SUPPLIED MATERIAL:
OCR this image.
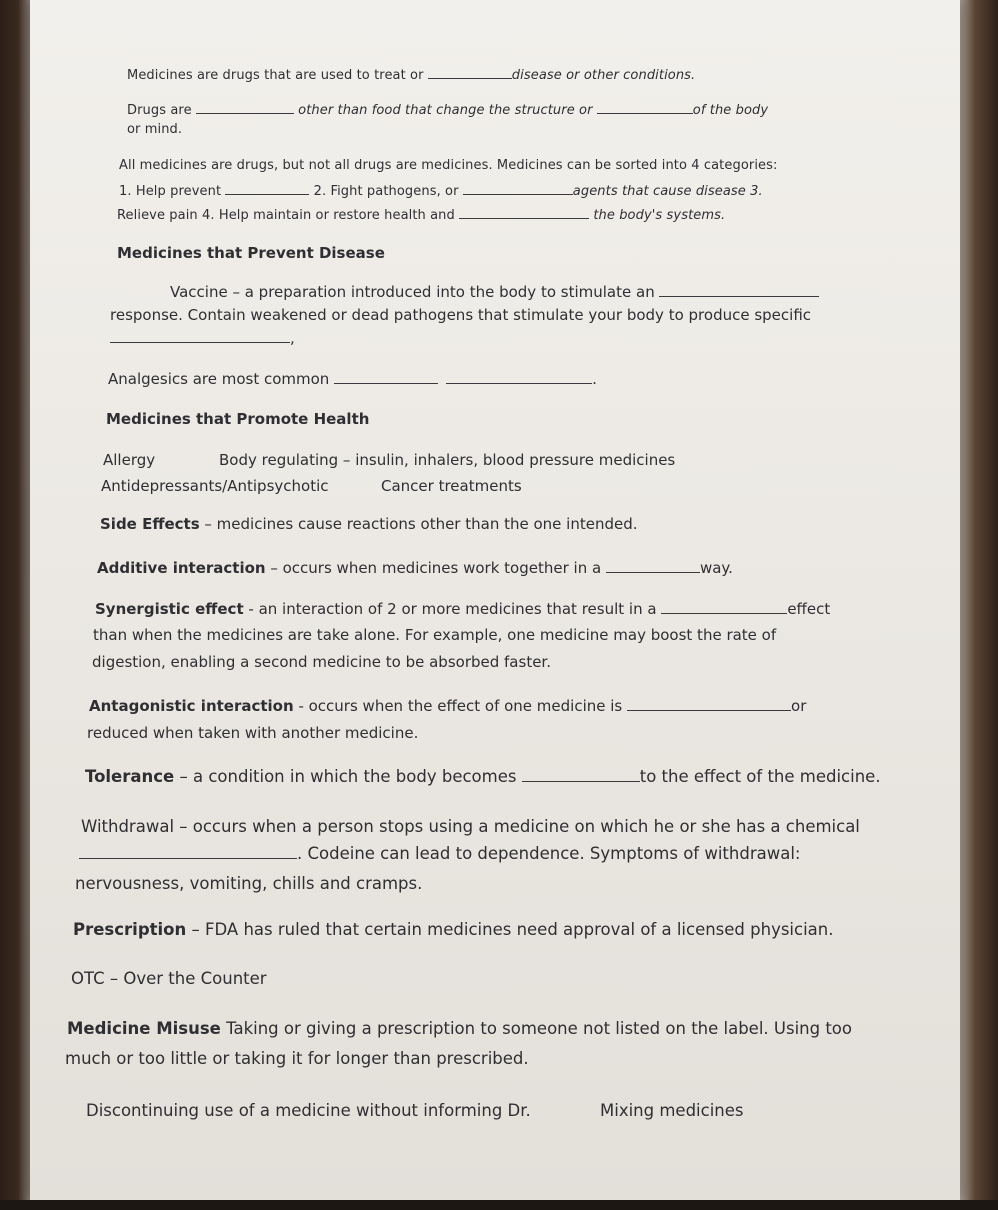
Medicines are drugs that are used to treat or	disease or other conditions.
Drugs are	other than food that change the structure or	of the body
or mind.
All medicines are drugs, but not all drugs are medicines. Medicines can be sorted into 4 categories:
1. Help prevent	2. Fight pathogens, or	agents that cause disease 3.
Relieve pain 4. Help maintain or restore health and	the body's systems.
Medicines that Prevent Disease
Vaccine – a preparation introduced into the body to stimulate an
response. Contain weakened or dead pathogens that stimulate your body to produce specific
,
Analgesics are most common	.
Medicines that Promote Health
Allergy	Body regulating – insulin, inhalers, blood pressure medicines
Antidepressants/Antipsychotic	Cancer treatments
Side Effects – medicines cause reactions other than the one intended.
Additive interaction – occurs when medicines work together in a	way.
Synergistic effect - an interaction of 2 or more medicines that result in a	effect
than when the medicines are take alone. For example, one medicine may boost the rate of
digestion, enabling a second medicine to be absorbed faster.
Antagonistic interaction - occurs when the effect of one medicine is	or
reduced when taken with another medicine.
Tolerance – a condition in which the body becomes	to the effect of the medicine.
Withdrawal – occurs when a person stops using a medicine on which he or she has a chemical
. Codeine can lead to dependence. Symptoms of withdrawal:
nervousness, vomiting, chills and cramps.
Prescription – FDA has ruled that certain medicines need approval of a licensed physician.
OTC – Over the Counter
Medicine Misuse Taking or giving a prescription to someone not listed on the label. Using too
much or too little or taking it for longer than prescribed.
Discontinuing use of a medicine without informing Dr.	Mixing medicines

EXERCISE OBJECTIVE:
Go through the material above and repeat it exactly. Omit the pictures.

ANSWER TO THE PROBLEM:
OCR this image.
Medicines are drugs that are used to treat or	disease or other conditions.
Drugs are	other than food that change the structure or	of the body
or mind.
All medicines are drugs, but not all drugs are medicines. Medicines can be sorted into 4 categories:
1. Help prevent	2. Fight pathogens, or	agents that cause disease 3.
Relieve pain 4. Help maintain or restore health and	the body's systems.
Medicines that Prevent Disease
Vaccine – a preparation introduced into the body to stimulate an
response. Contain weakened or dead pathogens that stimulate your body to produce specific
,
Analgesics are most common	.
Medicines that Promote Health
Allergy	Body regulating – insulin, inhalers, blood pressure medicines
Antidepressants/Antipsychotic	Cancer treatments
Side Effects – medicines cause reactions other than the one intended.
Additive interaction – occurs when medicines work together in a	way.
Synergistic effect - an interaction of 2 or more medicines that result in a	effect
than when the medicines are take alone. For example, one medicine may boost the rate of
digestion, enabling a second medicine to be absorbed faster.
Antagonistic interaction - occurs when the effect of one medicine is	or
reduced when taken with another medicine.
Tolerance – a condition in which the body becomes	to the effect of the medicine.
Withdrawal – occurs when a person stops using a medicine on which he or she has a chemical
. Codeine can lead to dependence. Symptoms of withdrawal:
nervousness, vomiting, chills and cramps.
Prescription – FDA has ruled that certain medicines need approval of a licensed physician.
OTC – Over the Counter
Medicine Misuse Taking or giving a prescription to someone not listed on the label. Using too
much or too little or taking it for longer than prescribed.
Discontinuing use of a medicine without informing Dr.	Mixing medicines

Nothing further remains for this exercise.